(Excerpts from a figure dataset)
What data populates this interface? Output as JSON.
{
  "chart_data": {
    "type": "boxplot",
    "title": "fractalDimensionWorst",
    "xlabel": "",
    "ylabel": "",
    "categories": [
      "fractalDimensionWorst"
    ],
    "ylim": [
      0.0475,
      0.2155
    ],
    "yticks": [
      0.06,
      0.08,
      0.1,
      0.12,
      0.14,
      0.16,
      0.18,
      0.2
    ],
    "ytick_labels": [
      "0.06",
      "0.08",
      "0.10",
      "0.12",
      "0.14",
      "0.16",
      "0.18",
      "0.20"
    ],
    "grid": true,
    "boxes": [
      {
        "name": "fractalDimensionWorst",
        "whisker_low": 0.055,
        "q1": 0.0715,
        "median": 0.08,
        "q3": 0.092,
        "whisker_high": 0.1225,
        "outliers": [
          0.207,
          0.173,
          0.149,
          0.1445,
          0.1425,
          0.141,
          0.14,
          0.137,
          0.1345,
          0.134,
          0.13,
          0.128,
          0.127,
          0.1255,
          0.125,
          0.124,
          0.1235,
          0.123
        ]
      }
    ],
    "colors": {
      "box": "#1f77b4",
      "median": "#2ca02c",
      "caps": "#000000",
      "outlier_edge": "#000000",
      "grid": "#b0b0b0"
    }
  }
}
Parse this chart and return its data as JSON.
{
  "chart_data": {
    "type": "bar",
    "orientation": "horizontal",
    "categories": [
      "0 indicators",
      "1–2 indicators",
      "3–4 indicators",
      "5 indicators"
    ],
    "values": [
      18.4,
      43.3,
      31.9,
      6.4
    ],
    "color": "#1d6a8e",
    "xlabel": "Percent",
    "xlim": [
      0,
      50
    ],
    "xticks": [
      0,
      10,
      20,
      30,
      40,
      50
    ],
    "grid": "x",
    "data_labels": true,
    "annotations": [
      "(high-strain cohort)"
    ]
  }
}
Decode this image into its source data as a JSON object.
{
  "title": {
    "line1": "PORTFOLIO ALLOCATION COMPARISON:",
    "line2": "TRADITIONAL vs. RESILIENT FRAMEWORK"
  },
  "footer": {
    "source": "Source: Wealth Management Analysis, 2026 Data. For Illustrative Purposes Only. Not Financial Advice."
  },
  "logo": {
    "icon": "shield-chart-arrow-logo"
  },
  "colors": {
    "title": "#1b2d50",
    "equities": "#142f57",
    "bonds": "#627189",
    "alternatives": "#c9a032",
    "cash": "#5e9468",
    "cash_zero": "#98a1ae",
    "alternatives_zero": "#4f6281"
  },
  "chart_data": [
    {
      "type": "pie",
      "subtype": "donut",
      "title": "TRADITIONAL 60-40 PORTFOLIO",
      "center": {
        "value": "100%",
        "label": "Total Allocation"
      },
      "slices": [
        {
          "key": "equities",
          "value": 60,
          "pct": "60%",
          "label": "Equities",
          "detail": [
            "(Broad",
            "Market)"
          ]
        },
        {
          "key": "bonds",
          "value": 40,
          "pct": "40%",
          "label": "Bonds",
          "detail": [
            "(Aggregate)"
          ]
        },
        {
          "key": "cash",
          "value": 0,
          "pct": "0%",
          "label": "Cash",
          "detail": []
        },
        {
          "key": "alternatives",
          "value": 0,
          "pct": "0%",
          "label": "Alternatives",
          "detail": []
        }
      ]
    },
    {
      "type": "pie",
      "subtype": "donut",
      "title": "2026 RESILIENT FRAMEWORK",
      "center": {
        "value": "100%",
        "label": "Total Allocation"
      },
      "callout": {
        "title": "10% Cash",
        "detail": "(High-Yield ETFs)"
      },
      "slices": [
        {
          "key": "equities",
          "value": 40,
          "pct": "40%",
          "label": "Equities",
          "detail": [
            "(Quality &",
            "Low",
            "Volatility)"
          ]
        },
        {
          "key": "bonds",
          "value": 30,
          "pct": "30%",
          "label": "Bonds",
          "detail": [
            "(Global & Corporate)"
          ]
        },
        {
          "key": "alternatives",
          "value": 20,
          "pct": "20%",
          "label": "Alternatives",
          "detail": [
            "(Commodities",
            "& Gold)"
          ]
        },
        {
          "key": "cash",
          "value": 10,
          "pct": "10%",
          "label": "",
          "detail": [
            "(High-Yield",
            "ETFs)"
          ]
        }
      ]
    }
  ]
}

__Request__:
Copy down the material exactly as written.

__Reply__:
What data populates this interface? Output as JSON.
{
  "chart_data": {
    "type": "boxplot",
    "title": "fractalDimensionWorst",
    "xlabel": "",
    "ylabel": "",
    "categories": [
      "fractalDimensionWorst"
    ],
    "ylim": [
      0.0475,
      0.2155
    ],
    "yticks": [
      0.06,
      0.08,
      0.1,
      0.12,
      0.14,
      0.16,
      0.18,
      0.2
    ],
    "ytick_labels": [
      "0.06",
      "0.08",
      "0.10",
      "0.12",
      "0.14",
      "0.16",
      "0.18",
      "0.20"
    ],
    "grid": true,
    "boxes": [
      {
        "name": "fractalDimensionWorst",
        "whisker_low": 0.055,
        "q1": 0.0715,
        "median": 0.08,
        "q3": 0.092,
        "whisker_high": 0.1225,
        "outliers": [
          0.207,
          0.173,
          0.149,
          0.1445,
          0.1425,
          0.141,
          0.14,
          0.137,
          0.1345,
          0.134,
          0.13,
          0.128,
          0.127,
          0.1255,
          0.125,
          0.124,
          0.1235,
          0.123
        ]
      }
    ],
    "colors": {
      "box": "#1f77b4",
      "median": "#2ca02c",
      "caps": "#000000",
      "outlier_edge": "#000000",
      "grid": "#b0b0b0"
    }
  }
}
Parse this chart and return its data as JSON.
{
  "chart_data": {
    "type": "bar",
    "orientation": "horizontal",
    "categories": [
      "0 indicators",
      "1–2 indicators",
      "3–4 indicators",
      "5 indicators"
    ],
    "values": [
      18.4,
      43.3,
      31.9,
      6.4
    ],
    "color": "#1d6a8e",
    "xlabel": "Percent",
    "xlim": [
      0,
      50
    ],
    "xticks": [
      0,
      10,
      20,
      30,
      40,
      50
    ],
    "grid": "x",
    "data_labels": true,
    "annotations": [
      "(high-strain cohort)"
    ]
  }
}
Decode this image into its source data as a JSON object.
{
  "title": {
    "line1": "PORTFOLIO ALLOCATION COMPARISON:",
    "line2": "TRADITIONAL vs. RESILIENT FRAMEWORK"
  },
  "footer": {
    "source": "Source: Wealth Management Analysis, 2026 Data. For Illustrative Purposes Only. Not Financial Advice."
  },
  "logo": {
    "icon": "shield-chart-arrow-logo"
  },
  "colors": {
    "title": "#1b2d50",
    "equities": "#142f57",
    "bonds": "#627189",
    "alternatives": "#c9a032",
    "cash": "#5e9468",
    "cash_zero": "#98a1ae",
    "alternatives_zero": "#4f6281"
  },
  "chart_data": [
    {
      "type": "pie",
      "subtype": "donut",
      "title": "TRADITIONAL 60-40 PORTFOLIO",
      "center": {
        "value": "100%",
        "label": "Total Allocation"
      },
      "slices": [
        {
          "key": "equities",
          "value": 60,
          "pct": "60%",
          "label": "Equities",
          "detail": [
            "(Broad",
            "Market)"
          ]
        },
        {
          "key": "bonds",
          "value": 40,
          "pct": "40%",
          "label": "Bonds",
          "detail": [
            "(Aggregate)"
          ]
        },
        {
          "key": "cash",
          "value": 0,
          "pct": "0%",
          "label": "Cash",
          "detail": []
        },
        {
          "key": "alternatives",
          "value": 0,
          "pct": "0%",
          "label": "Alternatives",
          "detail": []
        }
      ]
    },
    {
      "type": "pie",
      "subtype": "donut",
      "title": "2026 RESILIENT FRAMEWORK",
      "center": {
        "value": "100%",
        "label": "Total Allocation"
      },
      "callout": {
        "title": "10% Cash",
        "detail": "(High-Yield ETFs)"
      },
      "slices": [
        {
          "key": "equities",
          "value": 40,
          "pct": "40%",
          "label": "Equities",
          "detail": [
            "(Quality &",
            "Low",
            "Volatility)"
          ]
        },
        {
          "key": "bonds",
          "value": 30,
          "pct": "30%",
          "label": "Bonds",
          "detail": [
            "(Global & Corporate)"
          ]
        },
        {
          "key": "alternatives",
          "value": 20,
          "pct": "20%",
          "label": "Alternatives",
          "detail": [
            "(Commodities",
            "& Gold)"
          ]
        },
        {
          "key": "cash",
          "value": 10,
          "pct": "10%",
          "label": "",
          "detail": [
            "(High-Yield",
            "ETFs)"
          ]
        }
      ]
    }
  ]
}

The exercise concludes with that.